Given passage
>>>>

I think part of the solution is to make the parser more generalized and 
to force the module to give it some parameters for parsing. Each module 
needs to tell the parser something like 1) the format and 2) valid 
books. The format might be something like a PERL regular expression: 
"($book) ([0-9]+):([0-9]+)([a-c])", where the parser then picks out the 
book, chapter, verse, and sub-verse. I have no recommendations for 
implementation and don't even know whether it is feasible.

The list of valid books is simpler. Every modules should simply provide 
an ordered list of its contents (in osisID form, naturally). The parser 
then constructs a list of possible book abbreviations to use in parsing, 
excluding those books not present. For example, the LXXM is going to 
include Judith, but not Jude. So the parser would include all the 
abbreviations for Judith, but not those for Jude, and a reference to "Ju 
1:1" should parse as Jdt.1.1.

> Finally, if we solve these problems, and place an entry in LXXM: 
> Category=Biblical Texts, it will probably break most frontends which 
> expect all Biblical Texts to use a VerseKey.  I don't know how to solve 
> this problem.

I would just give it a different Category.

> I also considered a major change to VerseKey which would make all levels 
> strings and not integers.  I realize many frontends use integer spin 
> controls to increase/decrease chapter and verse.  There may also be 
> linear logic regarding these things.

Unfortunately I can't think of a better solution to handling the array 
of versification systems that exist. I think that's why we went with 
strings in OSIS.

--Chris

<<<<

Data entries

>>>>

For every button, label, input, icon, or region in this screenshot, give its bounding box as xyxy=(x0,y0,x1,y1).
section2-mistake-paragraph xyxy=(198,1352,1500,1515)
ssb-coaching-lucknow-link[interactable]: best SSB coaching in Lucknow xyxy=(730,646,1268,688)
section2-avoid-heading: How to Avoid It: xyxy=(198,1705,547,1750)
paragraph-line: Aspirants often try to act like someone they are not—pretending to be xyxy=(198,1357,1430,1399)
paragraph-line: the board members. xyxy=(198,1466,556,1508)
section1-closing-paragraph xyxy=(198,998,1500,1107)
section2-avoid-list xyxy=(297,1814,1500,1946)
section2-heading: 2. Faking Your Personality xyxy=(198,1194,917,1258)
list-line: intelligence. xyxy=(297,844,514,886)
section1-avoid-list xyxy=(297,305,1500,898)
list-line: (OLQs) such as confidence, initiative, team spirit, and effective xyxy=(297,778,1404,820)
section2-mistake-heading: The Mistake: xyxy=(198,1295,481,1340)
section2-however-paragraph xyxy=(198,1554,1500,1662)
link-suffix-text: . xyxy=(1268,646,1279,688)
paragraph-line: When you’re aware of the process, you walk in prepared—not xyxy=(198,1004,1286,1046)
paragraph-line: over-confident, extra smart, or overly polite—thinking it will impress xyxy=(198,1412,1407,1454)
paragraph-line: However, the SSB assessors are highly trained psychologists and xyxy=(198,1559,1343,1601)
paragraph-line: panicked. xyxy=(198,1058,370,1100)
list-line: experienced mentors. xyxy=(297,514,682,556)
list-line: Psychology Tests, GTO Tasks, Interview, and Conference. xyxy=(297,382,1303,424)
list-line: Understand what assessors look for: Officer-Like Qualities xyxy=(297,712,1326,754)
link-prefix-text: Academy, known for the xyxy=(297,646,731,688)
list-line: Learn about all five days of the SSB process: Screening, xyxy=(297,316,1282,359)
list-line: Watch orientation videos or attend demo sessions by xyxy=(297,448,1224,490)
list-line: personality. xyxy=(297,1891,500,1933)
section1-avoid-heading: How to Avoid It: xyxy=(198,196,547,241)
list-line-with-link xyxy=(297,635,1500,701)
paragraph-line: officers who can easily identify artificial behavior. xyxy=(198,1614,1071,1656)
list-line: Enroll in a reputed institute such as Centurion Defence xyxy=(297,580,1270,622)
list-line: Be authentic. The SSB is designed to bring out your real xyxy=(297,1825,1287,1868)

<<<<

Exercises to complete
1. In the post on reference parsing, how should a reference to "Ju 1:1" parse for the LXXM?
2. Condense the paragraph of the post on reference parsing that begins "The list of valid books is simpler" into a shorter version that keeps its main facts.
3. Retype the part of the post on reference parsing starting at "I think part" and ending at "it is feasible.".

List of solutions
1. It should parse as Jdt.1.1.

2. Listing valid books is simpler: each module should give an ordered list of its contents in osisID form. The parser then builds a list of possible book abbreviations and leaves out books that are not present. The LXXM, for example, includes Judith but not Jude, so only Judith's abbreviations are used, and "Ju 1:1" parses as Jdt.1.1.

3.
I think part of the solution is to make the parser more generalized and 
to force the module to give it some parameters for parsing. Each module 
needs to tell the parser something like 1) the format and 2) valid 
books. The format might be something like a PERL regular expression: 
"($book) ([0-9]+):([0-9]+)([a-c])", where the parser then picks out the 
book, chapter, verse, and sub-verse. I have no recommendations for 
implementation and don't even know whether it is feasible.